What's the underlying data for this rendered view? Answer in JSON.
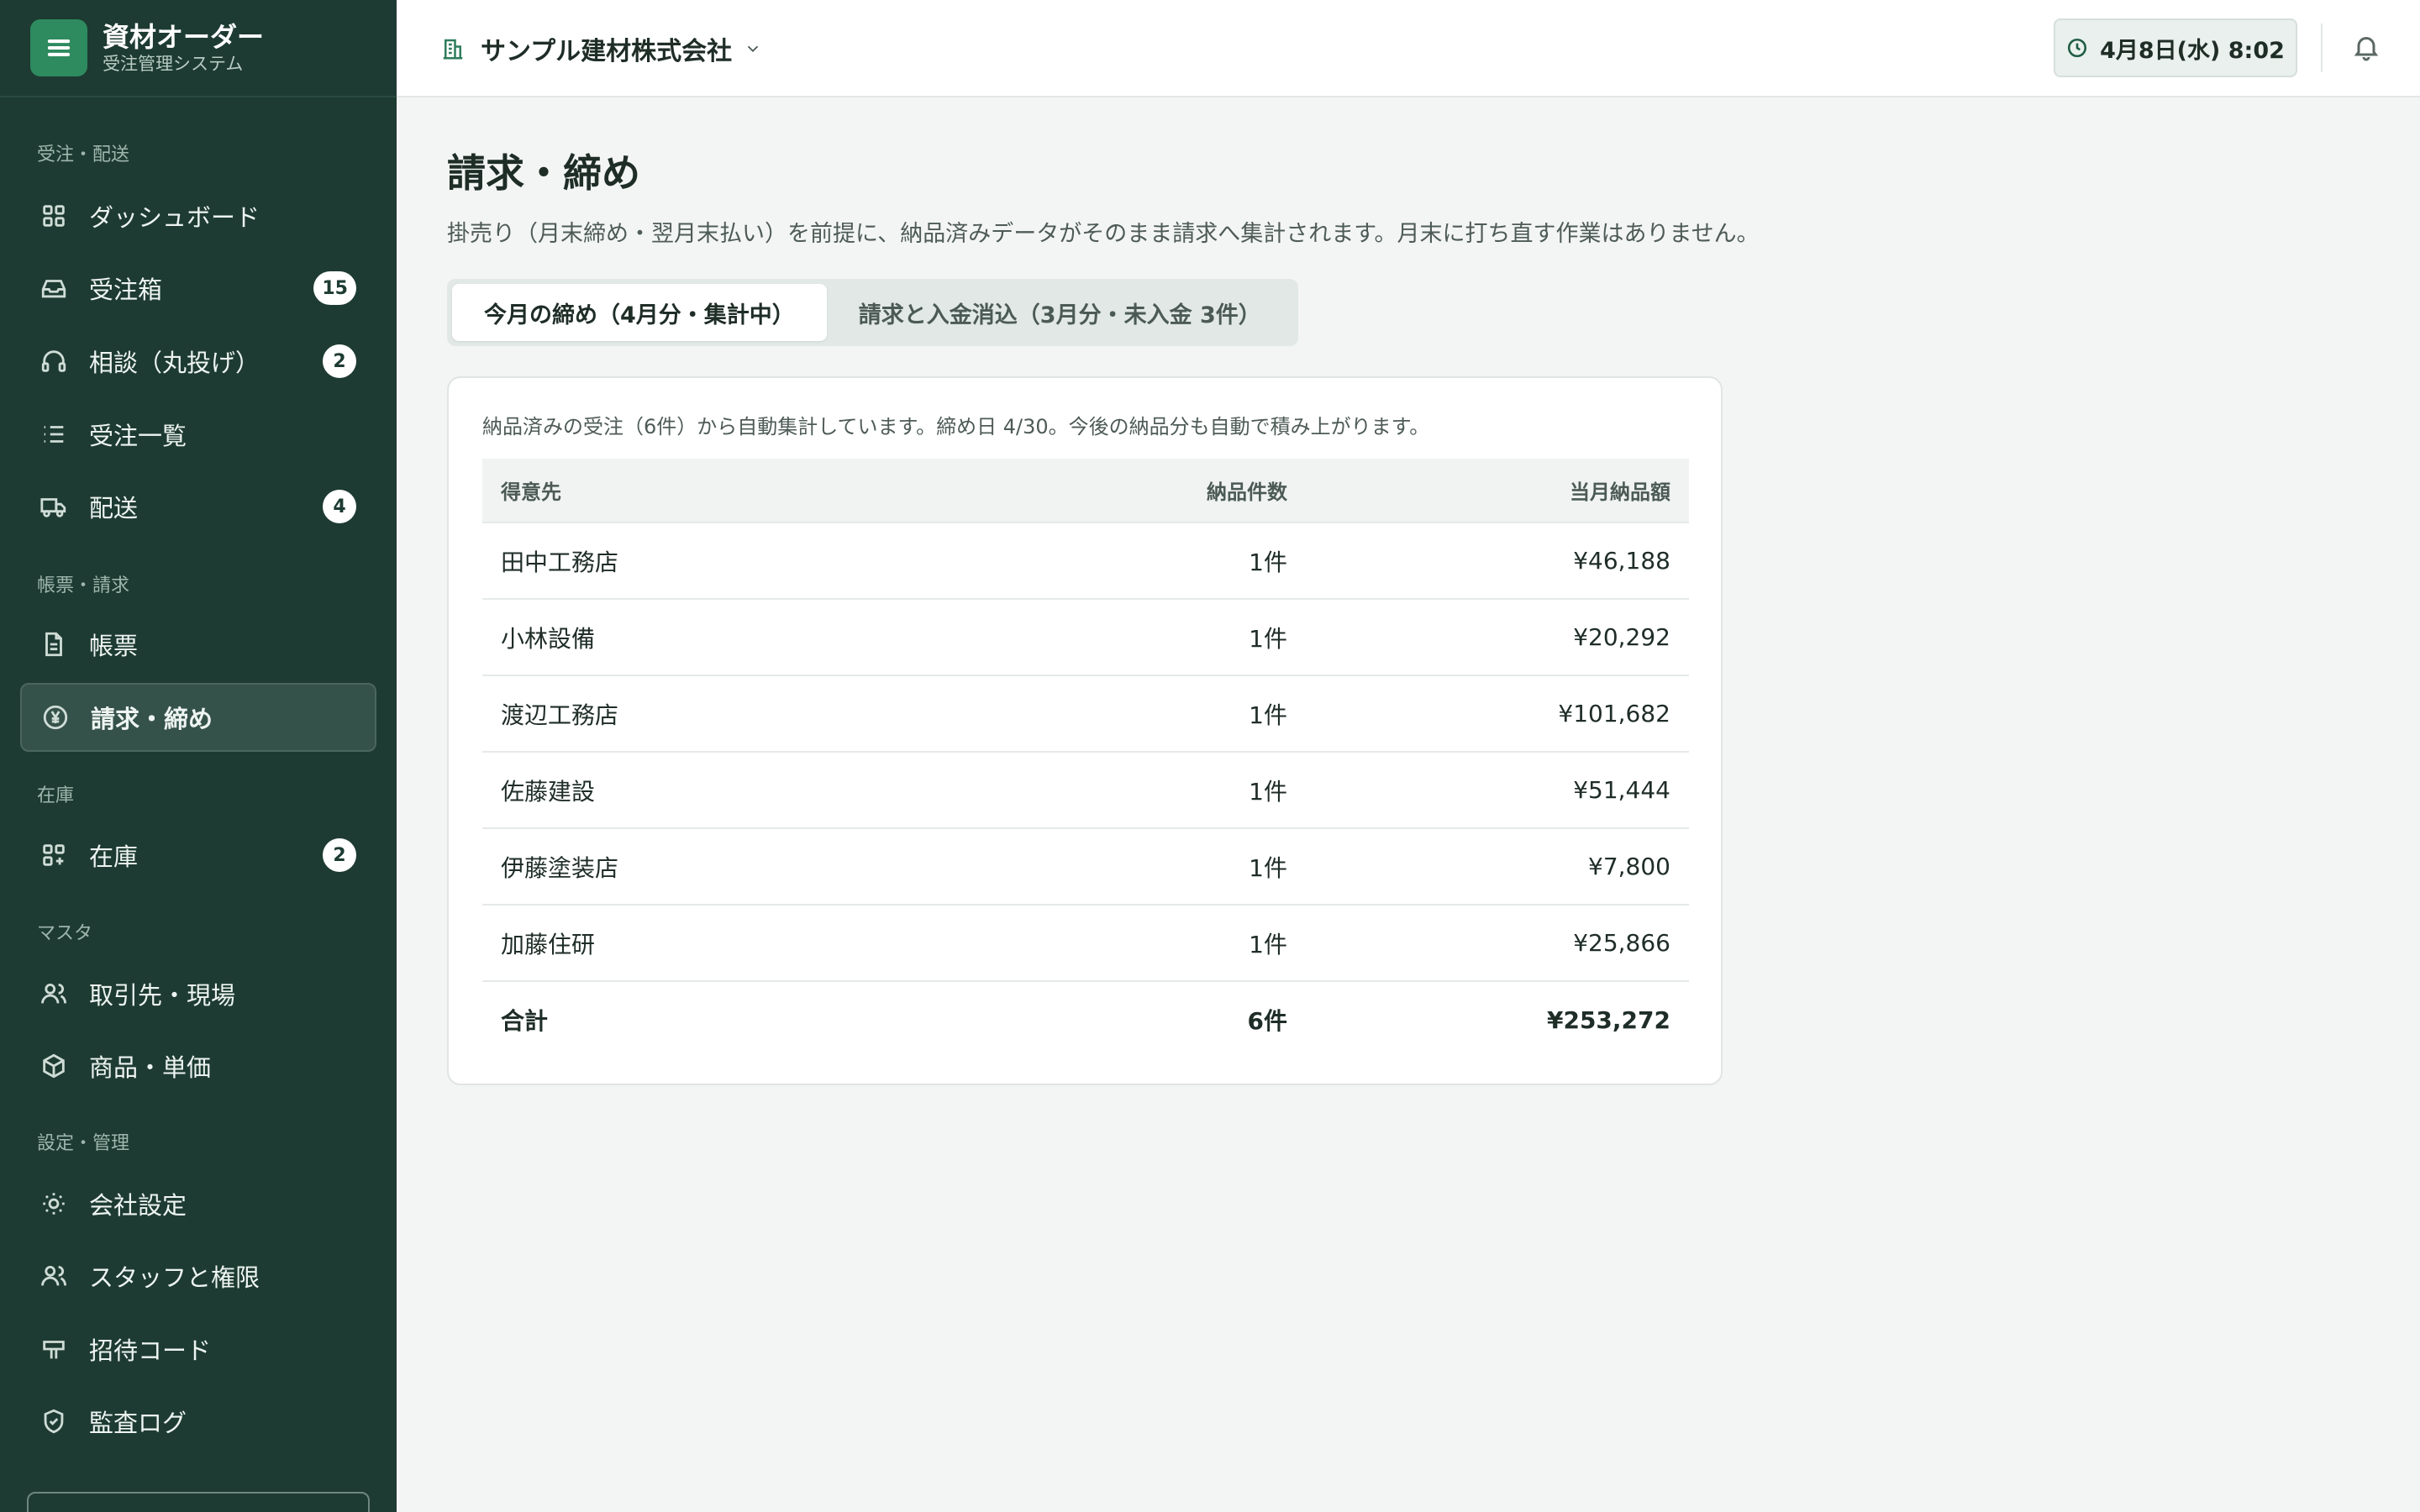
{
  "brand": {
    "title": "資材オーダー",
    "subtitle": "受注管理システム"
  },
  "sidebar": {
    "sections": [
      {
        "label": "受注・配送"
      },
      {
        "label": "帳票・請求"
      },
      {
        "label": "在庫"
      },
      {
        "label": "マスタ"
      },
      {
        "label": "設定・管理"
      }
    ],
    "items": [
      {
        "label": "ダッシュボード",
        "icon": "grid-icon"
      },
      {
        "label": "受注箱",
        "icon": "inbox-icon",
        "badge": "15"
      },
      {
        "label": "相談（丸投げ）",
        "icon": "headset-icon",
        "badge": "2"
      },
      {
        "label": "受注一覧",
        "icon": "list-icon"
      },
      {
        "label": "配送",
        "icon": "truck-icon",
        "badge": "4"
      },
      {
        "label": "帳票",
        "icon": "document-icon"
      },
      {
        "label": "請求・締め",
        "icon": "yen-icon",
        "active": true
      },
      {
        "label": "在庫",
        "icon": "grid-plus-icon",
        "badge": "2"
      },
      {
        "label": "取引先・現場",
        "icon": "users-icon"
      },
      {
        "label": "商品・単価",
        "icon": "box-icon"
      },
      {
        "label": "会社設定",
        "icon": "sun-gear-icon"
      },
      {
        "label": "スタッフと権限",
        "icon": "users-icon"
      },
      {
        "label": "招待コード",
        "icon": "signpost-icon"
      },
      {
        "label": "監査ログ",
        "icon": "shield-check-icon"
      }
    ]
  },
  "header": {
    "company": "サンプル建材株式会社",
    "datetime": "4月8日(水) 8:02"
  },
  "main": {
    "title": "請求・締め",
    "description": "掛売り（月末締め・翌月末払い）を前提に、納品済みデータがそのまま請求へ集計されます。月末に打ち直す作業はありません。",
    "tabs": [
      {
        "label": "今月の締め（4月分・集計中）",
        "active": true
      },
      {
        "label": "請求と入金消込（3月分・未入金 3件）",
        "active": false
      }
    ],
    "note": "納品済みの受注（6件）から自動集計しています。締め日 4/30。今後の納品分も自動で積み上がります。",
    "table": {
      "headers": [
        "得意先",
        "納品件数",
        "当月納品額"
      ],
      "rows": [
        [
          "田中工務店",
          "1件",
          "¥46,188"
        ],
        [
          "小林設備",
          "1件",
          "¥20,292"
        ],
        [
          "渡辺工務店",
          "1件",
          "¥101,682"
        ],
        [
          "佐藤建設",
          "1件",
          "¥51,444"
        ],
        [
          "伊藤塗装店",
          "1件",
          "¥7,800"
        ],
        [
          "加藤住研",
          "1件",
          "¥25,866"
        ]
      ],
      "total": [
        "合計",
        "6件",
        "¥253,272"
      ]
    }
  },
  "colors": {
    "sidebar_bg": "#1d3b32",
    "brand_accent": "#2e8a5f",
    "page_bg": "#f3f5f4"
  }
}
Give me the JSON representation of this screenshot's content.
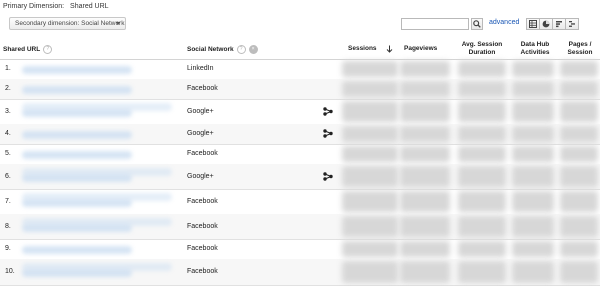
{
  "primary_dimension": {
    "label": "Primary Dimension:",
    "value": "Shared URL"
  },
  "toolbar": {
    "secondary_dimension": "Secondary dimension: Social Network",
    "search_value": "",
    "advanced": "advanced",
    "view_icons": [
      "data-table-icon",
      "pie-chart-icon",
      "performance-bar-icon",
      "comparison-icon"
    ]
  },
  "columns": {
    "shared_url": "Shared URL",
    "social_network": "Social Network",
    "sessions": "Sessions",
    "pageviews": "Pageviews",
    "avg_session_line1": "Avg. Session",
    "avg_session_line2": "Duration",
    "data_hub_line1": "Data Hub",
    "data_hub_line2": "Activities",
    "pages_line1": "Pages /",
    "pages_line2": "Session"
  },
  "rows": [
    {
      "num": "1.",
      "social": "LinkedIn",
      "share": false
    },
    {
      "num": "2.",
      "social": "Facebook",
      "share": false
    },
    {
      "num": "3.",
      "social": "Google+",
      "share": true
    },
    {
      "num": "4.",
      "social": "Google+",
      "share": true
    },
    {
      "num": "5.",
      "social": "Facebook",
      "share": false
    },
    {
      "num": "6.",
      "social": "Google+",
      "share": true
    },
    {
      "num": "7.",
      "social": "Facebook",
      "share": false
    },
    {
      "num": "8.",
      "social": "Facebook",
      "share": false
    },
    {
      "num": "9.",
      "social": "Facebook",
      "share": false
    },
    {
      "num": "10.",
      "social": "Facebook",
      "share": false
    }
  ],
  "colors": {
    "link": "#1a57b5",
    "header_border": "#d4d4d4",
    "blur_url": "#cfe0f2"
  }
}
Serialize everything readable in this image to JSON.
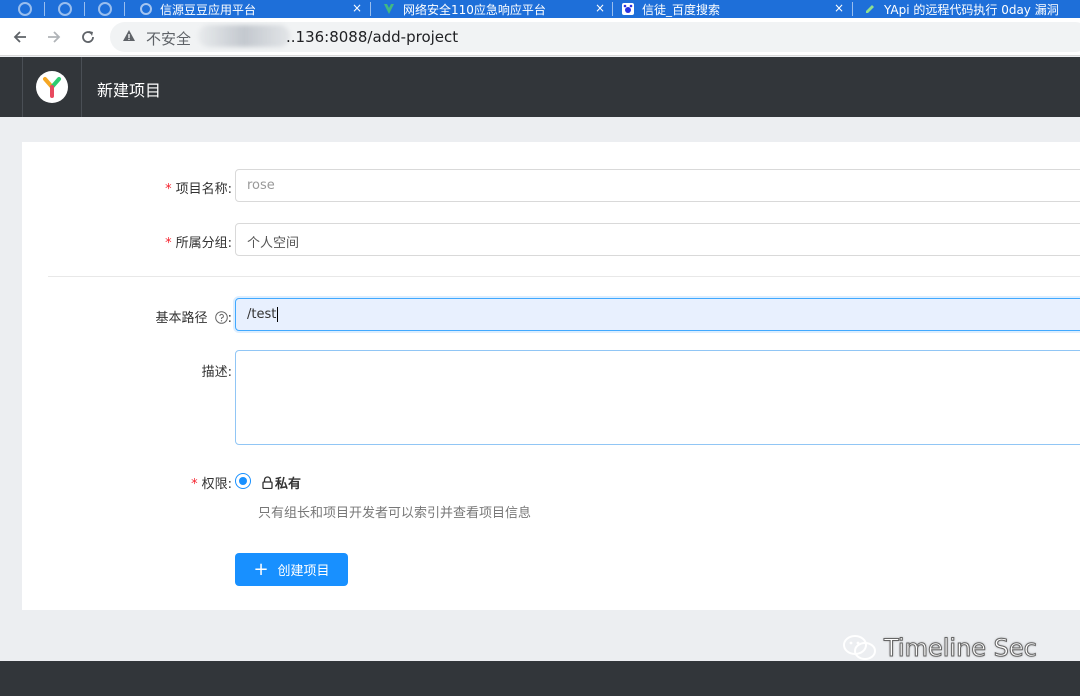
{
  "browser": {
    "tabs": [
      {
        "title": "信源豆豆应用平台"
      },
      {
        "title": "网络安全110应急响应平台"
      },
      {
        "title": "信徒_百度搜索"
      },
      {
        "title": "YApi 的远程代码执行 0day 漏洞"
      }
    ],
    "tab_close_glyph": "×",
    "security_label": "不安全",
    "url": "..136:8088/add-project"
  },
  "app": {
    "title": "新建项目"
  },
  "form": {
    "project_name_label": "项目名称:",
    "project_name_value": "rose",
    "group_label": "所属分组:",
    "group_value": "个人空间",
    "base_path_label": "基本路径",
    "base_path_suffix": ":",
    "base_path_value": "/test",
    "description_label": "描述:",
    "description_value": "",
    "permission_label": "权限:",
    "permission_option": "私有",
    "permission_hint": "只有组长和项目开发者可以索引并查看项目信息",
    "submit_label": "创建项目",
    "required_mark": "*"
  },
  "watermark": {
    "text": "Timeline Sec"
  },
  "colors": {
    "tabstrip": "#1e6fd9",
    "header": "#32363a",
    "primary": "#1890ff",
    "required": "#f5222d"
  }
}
------------
- Requirement
Pictures stay out; repeat all the rest of the records exactly.

- Written answer
What's the underlying data for this rendered view? Answer in JSON.
{
  "brand": {
    "title": "資材オーダー",
    "subtitle": "受注管理システム"
  },
  "sidebar": {
    "sections": [
      {
        "label": "受注・配送"
      },
      {
        "label": "帳票・請求"
      },
      {
        "label": "在庫"
      },
      {
        "label": "マスタ"
      },
      {
        "label": "設定・管理"
      }
    ],
    "items": [
      {
        "label": "ダッシュボード",
        "icon": "grid-icon"
      },
      {
        "label": "受注箱",
        "icon": "inbox-icon",
        "badge": "15"
      },
      {
        "label": "相談（丸投げ）",
        "icon": "headset-icon",
        "badge": "2"
      },
      {
        "label": "受注一覧",
        "icon": "list-icon"
      },
      {
        "label": "配送",
        "icon": "truck-icon",
        "badge": "4"
      },
      {
        "label": "帳票",
        "icon": "document-icon"
      },
      {
        "label": "請求・締め",
        "icon": "yen-icon",
        "active": true
      },
      {
        "label": "在庫",
        "icon": "grid-plus-icon",
        "badge": "2"
      },
      {
        "label": "取引先・現場",
        "icon": "users-icon"
      },
      {
        "label": "商品・単価",
        "icon": "box-icon"
      },
      {
        "label": "会社設定",
        "icon": "sun-gear-icon"
      },
      {
        "label": "スタッフと権限",
        "icon": "users-icon"
      },
      {
        "label": "招待コード",
        "icon": "signpost-icon"
      },
      {
        "label": "監査ログ",
        "icon": "shield-check-icon"
      }
    ]
  },
  "header": {
    "company": "サンプル建材株式会社",
    "datetime": "4月8日(水) 8:02"
  },
  "main": {
    "title": "請求・締め",
    "description": "掛売り（月末締め・翌月末払い）を前提に、納品済みデータがそのまま請求へ集計されます。月末に打ち直す作業はありません。",
    "tabs": [
      {
        "label": "今月の締め（4月分・集計中）",
        "active": true
      },
      {
        "label": "請求と入金消込（3月分・未入金 3件）",
        "active": false
      }
    ],
    "note": "納品済みの受注（6件）から自動集計しています。締め日 4/30。今後の納品分も自動で積み上がります。",
    "table": {
      "headers": [
        "得意先",
        "納品件数",
        "当月納品額"
      ],
      "rows": [
        [
          "田中工務店",
          "1件",
          "¥46,188"
        ],
        [
          "小林設備",
          "1件",
          "¥20,292"
        ],
        [
          "渡辺工務店",
          "1件",
          "¥101,682"
        ],
        [
          "佐藤建設",
          "1件",
          "¥51,444"
        ],
        [
          "伊藤塗装店",
          "1件",
          "¥7,800"
        ],
        [
          "加藤住研",
          "1件",
          "¥25,866"
        ]
      ],
      "total": [
        "合計",
        "6件",
        "¥253,272"
      ]
    }
  },
  "colors": {
    "sidebar_bg": "#1d3b32",
    "brand_accent": "#2e8a5f",
    "page_bg": "#f3f5f4"
  }
}
Give me the JSON representation of this screenshot's content.
{
  "primary_dimension": {
    "label": "Primary Dimension:",
    "value": "Shared URL"
  },
  "toolbar": {
    "secondary_dimension": "Secondary dimension: Social Network",
    "search_value": "",
    "advanced": "advanced",
    "view_icons": [
      "data-table-icon",
      "pie-chart-icon",
      "performance-bar-icon",
      "comparison-icon"
    ]
  },
  "columns": {
    "shared_url": "Shared URL",
    "social_network": "Social Network",
    "sessions": "Sessions",
    "pageviews": "Pageviews",
    "avg_session_line1": "Avg. Session",
    "avg_session_line2": "Duration",
    "data_hub_line1": "Data Hub",
    "data_hub_line2": "Activities",
    "pages_line1": "Pages /",
    "pages_line2": "Session"
  },
  "rows": [
    {
      "num": "1.",
      "social": "LinkedIn",
      "share": false
    },
    {
      "num": "2.",
      "social": "Facebook",
      "share": false
    },
    {
      "num": "3.",
      "social": "Google+",
      "share": true
    },
    {
      "num": "4.",
      "social": "Google+",
      "share": true
    },
    {
      "num": "5.",
      "social": "Facebook",
      "share": false
    },
    {
      "num": "6.",
      "social": "Google+",
      "share": true
    },
    {
      "num": "7.",
      "social": "Facebook",
      "share": false
    },
    {
      "num": "8.",
      "social": "Facebook",
      "share": false
    },
    {
      "num": "9.",
      "social": "Facebook",
      "share": false
    },
    {
      "num": "10.",
      "social": "Facebook",
      "share": false
    }
  ],
  "colors": {
    "link": "#1a57b5",
    "header_border": "#d4d4d4",
    "blur_url": "#cfe0f2"
  }
}
Serialize everything readable in this image to JSON.
{
  "browser": {
    "tabs": [
      {
        "title": "信源豆豆应用平台"
      },
      {
        "title": "网络安全110应急响应平台"
      },
      {
        "title": "信徒_百度搜索"
      },
      {
        "title": "YApi 的远程代码执行 0day 漏洞"
      }
    ],
    "tab_close_glyph": "×",
    "security_label": "不安全",
    "url": "..136:8088/add-project"
  },
  "app": {
    "title": "新建项目"
  },
  "form": {
    "project_name_label": "项目名称:",
    "project_name_value": "rose",
    "group_label": "所属分组:",
    "group_value": "个人空间",
    "base_path_label": "基本路径",
    "base_path_suffix": ":",
    "base_path_value": "/test",
    "description_label": "描述:",
    "description_value": "",
    "permission_label": "权限:",
    "permission_option": "私有",
    "permission_hint": "只有组长和项目开发者可以索引并查看项目信息",
    "submit_label": "创建项目",
    "required_mark": "*"
  },
  "watermark": {
    "text": "Timeline Sec"
  },
  "colors": {
    "tabstrip": "#1e6fd9",
    "header": "#32363a",
    "primary": "#1890ff",
    "required": "#f5222d"
  }
}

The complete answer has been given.